--- Start of Source material ---

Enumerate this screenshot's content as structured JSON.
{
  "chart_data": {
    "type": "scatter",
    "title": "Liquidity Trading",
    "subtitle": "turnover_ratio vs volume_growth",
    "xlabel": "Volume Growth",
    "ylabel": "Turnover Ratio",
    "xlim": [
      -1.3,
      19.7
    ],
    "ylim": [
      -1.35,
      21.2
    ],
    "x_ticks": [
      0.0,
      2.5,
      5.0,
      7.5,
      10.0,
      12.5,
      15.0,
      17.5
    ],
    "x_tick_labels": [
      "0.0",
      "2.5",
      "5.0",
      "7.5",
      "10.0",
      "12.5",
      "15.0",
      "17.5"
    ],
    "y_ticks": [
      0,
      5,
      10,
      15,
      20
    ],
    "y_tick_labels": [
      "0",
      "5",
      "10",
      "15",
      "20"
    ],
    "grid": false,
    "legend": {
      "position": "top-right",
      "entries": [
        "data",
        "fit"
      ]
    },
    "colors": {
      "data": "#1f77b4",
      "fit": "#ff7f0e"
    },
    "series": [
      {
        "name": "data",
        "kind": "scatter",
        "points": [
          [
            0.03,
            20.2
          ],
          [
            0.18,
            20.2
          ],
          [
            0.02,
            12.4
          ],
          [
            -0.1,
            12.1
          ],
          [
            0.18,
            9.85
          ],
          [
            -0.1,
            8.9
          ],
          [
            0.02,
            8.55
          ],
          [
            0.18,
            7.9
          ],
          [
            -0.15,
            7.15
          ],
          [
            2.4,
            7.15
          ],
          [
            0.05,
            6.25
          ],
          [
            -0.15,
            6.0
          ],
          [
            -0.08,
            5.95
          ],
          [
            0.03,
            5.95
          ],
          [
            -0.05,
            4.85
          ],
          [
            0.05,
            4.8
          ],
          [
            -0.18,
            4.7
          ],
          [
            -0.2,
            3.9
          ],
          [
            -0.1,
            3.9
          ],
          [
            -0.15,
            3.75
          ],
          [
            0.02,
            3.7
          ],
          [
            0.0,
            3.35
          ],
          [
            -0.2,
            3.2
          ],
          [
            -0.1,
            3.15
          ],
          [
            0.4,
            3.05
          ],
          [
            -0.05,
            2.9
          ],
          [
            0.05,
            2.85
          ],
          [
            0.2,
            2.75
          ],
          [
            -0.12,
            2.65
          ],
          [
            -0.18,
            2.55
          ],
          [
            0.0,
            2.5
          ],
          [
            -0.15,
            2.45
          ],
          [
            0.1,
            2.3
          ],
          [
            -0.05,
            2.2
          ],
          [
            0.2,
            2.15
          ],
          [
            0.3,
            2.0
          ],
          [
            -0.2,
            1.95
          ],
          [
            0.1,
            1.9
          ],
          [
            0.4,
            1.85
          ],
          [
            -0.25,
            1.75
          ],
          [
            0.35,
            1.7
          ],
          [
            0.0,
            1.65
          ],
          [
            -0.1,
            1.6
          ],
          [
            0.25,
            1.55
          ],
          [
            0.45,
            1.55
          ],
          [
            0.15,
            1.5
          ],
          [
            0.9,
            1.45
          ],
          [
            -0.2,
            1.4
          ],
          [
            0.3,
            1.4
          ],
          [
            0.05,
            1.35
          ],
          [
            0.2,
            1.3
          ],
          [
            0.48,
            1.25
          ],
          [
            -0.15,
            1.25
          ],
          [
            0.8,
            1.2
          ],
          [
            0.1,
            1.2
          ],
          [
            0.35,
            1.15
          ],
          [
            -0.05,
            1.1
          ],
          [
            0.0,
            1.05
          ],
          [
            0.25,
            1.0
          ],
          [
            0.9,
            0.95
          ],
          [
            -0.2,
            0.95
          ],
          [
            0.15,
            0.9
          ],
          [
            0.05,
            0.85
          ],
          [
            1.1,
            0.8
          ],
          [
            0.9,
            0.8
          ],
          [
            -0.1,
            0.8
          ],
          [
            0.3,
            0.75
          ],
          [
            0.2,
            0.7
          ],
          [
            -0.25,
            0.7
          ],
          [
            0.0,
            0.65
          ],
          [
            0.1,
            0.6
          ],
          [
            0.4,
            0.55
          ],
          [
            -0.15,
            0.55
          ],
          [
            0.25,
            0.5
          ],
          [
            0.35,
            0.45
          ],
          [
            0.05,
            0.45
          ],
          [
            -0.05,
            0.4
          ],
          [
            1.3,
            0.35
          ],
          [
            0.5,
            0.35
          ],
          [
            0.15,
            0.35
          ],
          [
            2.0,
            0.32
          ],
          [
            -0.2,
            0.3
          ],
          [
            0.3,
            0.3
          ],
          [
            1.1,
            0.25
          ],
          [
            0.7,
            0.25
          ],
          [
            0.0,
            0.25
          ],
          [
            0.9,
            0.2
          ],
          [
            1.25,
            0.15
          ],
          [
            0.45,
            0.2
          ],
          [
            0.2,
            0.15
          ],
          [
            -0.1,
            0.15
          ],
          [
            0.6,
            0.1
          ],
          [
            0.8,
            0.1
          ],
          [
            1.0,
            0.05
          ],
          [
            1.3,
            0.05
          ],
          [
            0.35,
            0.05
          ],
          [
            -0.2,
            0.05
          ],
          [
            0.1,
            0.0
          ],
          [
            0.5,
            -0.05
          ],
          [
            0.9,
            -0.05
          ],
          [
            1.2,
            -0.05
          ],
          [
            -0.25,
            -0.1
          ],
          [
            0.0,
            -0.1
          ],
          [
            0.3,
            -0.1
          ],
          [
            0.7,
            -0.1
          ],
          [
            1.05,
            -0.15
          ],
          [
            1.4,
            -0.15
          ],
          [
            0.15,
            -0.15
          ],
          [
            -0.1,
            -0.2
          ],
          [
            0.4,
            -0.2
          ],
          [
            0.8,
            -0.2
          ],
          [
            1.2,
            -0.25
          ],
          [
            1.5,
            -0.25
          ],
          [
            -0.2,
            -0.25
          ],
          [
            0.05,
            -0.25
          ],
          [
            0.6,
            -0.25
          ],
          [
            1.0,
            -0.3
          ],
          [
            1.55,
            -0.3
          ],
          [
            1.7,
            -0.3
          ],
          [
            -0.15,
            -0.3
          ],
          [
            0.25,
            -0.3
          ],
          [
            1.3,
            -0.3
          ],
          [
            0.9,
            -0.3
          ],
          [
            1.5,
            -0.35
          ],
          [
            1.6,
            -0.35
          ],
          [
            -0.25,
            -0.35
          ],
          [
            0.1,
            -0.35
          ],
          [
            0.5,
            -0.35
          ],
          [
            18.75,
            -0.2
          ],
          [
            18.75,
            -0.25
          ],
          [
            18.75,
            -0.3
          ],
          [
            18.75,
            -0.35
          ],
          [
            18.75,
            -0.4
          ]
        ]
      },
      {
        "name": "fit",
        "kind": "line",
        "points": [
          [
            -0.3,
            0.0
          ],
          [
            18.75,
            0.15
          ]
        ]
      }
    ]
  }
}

--- End of Source material ---
--- Start of Source material ---

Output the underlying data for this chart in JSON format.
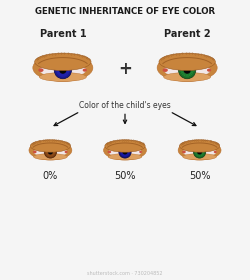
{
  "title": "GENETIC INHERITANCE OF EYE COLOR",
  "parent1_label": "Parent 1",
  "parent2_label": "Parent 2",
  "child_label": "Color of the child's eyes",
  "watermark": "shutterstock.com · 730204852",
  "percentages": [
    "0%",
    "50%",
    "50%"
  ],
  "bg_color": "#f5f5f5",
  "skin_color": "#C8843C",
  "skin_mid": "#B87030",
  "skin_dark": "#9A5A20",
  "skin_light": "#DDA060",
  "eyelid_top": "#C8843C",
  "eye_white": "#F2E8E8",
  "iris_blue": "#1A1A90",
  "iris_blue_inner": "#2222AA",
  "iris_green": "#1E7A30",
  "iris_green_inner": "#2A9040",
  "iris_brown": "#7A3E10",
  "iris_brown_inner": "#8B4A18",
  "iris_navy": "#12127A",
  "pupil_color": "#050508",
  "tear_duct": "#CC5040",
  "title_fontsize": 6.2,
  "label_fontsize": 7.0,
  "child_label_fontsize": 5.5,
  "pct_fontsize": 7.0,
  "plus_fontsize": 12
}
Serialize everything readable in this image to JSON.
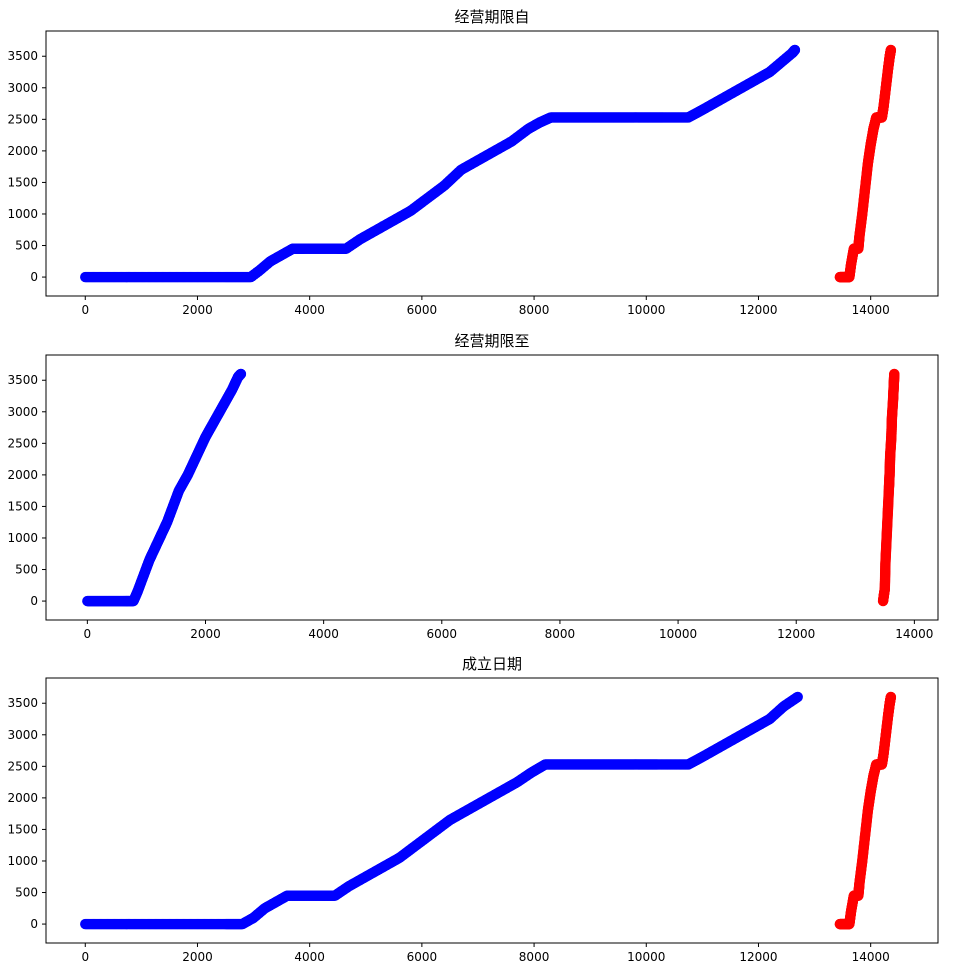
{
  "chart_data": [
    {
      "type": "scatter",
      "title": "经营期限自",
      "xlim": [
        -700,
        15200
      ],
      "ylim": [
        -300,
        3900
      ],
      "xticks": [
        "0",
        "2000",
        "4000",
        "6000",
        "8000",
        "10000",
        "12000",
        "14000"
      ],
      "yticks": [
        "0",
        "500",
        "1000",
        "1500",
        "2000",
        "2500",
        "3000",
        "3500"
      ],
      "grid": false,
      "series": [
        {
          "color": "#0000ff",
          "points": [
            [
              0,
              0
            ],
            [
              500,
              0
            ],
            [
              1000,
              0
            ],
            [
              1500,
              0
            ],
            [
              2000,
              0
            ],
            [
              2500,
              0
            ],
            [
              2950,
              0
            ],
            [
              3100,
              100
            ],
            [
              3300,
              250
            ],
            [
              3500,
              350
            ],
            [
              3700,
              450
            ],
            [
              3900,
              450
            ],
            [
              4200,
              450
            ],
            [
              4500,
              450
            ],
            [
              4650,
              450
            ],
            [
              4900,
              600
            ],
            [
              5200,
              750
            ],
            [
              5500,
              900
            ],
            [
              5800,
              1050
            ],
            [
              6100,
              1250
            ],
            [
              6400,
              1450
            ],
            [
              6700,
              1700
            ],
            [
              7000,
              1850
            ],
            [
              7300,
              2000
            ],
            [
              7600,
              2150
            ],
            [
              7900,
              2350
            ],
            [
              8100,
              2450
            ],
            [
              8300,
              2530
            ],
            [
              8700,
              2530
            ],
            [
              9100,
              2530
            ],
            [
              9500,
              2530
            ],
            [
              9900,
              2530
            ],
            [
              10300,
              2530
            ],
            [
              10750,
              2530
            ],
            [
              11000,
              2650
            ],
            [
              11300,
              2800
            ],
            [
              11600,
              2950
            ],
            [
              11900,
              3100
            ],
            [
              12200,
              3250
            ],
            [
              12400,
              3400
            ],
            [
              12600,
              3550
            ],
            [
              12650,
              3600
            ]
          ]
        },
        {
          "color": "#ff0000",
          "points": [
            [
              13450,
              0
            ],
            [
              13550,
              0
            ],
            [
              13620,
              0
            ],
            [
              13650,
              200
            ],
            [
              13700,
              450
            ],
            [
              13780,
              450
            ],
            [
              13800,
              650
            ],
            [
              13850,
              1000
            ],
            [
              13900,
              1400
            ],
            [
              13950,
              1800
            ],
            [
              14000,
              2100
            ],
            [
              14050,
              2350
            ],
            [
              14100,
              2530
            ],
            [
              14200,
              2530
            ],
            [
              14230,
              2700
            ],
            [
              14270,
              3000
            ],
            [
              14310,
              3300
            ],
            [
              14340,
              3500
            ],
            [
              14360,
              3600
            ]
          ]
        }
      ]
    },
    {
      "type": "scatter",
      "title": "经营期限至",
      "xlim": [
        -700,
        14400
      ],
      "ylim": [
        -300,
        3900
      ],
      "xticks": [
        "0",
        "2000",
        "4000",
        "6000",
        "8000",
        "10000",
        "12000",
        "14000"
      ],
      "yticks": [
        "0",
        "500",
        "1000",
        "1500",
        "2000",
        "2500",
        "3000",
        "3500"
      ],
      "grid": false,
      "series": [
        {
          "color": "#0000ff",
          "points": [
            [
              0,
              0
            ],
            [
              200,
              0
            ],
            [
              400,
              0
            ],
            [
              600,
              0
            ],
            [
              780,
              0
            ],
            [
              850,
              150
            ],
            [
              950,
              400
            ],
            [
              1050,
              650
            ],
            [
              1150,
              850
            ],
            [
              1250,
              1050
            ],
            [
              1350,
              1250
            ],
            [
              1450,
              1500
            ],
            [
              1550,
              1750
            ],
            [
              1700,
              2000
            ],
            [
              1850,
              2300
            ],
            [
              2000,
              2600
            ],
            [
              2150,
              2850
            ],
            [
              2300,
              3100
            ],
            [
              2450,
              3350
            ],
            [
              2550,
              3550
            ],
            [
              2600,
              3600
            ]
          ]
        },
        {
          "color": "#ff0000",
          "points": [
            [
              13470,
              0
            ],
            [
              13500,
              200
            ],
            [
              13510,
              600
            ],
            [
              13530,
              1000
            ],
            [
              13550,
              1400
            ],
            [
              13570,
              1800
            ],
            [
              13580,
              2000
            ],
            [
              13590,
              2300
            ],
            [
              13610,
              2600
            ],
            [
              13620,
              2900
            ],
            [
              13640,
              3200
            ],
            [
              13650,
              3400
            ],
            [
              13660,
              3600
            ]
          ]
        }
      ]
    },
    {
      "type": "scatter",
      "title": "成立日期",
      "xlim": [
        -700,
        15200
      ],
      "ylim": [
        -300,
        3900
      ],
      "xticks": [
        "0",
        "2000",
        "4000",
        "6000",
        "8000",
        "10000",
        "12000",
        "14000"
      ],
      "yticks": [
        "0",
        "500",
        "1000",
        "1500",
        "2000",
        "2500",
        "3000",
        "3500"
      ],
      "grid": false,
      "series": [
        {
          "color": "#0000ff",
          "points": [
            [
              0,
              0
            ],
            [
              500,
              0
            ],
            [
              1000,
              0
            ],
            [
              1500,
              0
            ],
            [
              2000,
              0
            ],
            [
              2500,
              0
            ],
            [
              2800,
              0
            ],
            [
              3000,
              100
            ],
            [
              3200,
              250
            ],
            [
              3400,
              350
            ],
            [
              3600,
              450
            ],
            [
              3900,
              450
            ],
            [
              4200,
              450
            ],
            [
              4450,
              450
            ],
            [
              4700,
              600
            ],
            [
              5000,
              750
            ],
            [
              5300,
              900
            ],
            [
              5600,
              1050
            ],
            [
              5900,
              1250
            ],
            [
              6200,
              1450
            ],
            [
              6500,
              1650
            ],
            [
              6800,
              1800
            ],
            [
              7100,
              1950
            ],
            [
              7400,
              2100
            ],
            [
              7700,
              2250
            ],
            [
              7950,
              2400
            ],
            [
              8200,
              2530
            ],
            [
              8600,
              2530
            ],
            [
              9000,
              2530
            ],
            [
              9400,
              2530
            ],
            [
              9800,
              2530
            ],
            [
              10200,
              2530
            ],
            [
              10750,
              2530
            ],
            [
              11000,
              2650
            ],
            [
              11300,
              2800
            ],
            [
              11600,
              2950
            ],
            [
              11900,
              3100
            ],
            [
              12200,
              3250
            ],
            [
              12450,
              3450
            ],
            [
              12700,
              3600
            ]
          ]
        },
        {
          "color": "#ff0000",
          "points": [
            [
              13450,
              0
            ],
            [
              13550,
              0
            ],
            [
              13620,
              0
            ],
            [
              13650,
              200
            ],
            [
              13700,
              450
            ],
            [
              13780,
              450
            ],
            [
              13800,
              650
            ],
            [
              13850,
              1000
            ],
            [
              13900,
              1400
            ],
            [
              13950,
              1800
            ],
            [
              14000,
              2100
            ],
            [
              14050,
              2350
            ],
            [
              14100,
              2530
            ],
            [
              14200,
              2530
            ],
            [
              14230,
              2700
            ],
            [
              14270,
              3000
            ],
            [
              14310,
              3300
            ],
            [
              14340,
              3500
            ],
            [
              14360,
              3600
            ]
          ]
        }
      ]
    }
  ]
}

--- End of Source material ---
--- Start of Source material ---

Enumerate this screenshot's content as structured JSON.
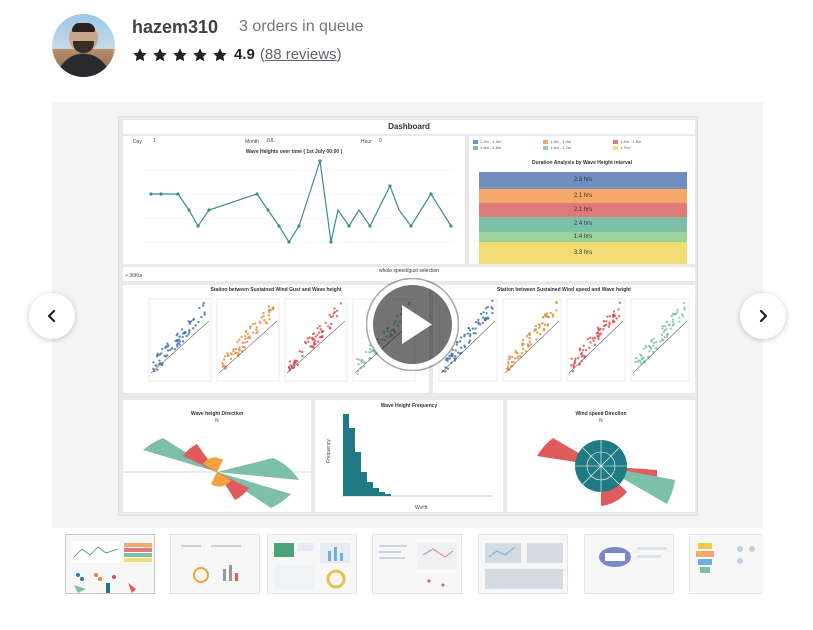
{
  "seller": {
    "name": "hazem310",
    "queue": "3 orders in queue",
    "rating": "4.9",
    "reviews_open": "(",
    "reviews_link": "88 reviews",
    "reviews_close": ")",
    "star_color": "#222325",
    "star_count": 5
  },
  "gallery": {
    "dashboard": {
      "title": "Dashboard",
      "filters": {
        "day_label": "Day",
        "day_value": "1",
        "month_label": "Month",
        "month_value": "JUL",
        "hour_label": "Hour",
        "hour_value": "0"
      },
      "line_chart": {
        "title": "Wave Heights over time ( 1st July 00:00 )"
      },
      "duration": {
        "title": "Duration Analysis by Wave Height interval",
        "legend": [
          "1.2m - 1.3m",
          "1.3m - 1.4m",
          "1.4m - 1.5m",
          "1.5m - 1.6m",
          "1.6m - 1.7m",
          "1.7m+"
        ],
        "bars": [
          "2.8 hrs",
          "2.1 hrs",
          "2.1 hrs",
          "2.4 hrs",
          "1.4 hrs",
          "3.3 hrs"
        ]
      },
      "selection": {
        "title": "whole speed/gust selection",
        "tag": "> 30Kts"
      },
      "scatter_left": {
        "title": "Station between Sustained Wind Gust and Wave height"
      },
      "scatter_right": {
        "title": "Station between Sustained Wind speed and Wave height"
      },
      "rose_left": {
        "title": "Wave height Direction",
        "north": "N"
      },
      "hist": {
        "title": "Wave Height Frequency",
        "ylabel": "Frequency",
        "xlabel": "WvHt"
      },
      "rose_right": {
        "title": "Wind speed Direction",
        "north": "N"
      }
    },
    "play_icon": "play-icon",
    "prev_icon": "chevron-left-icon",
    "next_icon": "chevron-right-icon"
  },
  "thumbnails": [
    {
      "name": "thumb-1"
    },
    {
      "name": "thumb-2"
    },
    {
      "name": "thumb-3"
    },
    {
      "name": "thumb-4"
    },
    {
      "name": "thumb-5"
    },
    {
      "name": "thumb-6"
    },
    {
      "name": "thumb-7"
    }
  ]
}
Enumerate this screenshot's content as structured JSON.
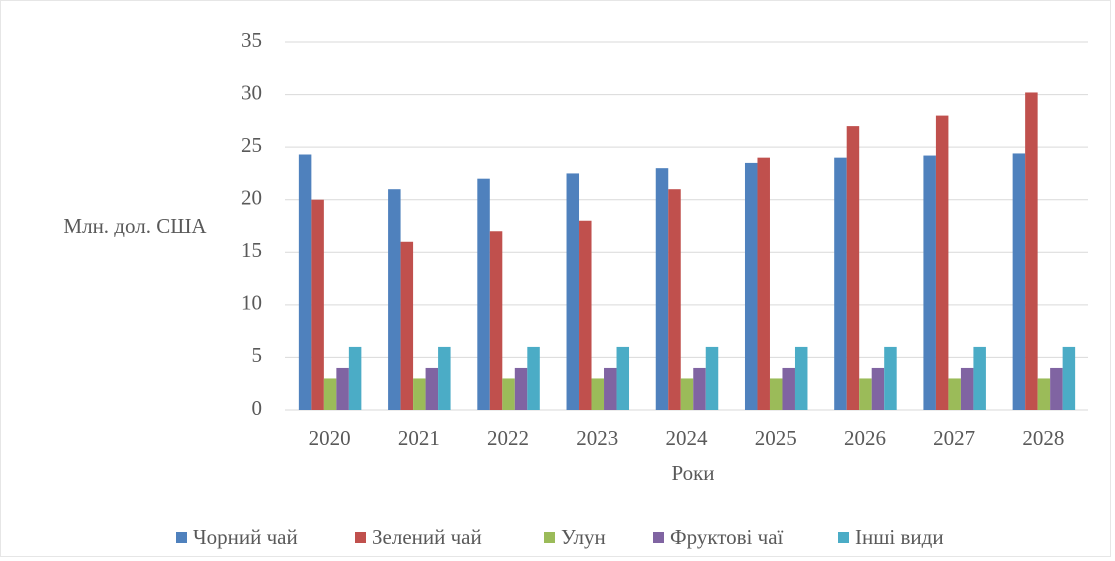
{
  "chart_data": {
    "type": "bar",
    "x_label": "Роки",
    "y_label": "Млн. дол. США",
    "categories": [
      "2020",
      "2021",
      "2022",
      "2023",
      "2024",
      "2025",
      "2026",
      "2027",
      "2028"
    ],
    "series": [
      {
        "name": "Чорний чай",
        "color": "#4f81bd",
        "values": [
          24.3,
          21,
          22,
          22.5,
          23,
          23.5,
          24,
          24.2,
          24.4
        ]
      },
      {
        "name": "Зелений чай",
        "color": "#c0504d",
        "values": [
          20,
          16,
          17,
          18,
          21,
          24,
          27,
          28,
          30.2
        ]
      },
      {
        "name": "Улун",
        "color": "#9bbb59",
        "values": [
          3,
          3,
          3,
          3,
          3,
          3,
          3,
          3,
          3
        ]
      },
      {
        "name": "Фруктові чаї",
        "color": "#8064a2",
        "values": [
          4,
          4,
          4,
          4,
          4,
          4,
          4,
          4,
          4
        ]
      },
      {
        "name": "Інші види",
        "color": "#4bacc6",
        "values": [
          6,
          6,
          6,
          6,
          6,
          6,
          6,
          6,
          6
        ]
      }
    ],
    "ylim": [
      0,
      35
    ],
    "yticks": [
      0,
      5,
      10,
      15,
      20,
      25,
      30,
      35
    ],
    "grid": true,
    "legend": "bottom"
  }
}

--- End of Source material ---

Check every line of the records above for the string "Frequency" and say how many contain it, giving the number alone.

Reply to the exercise:
2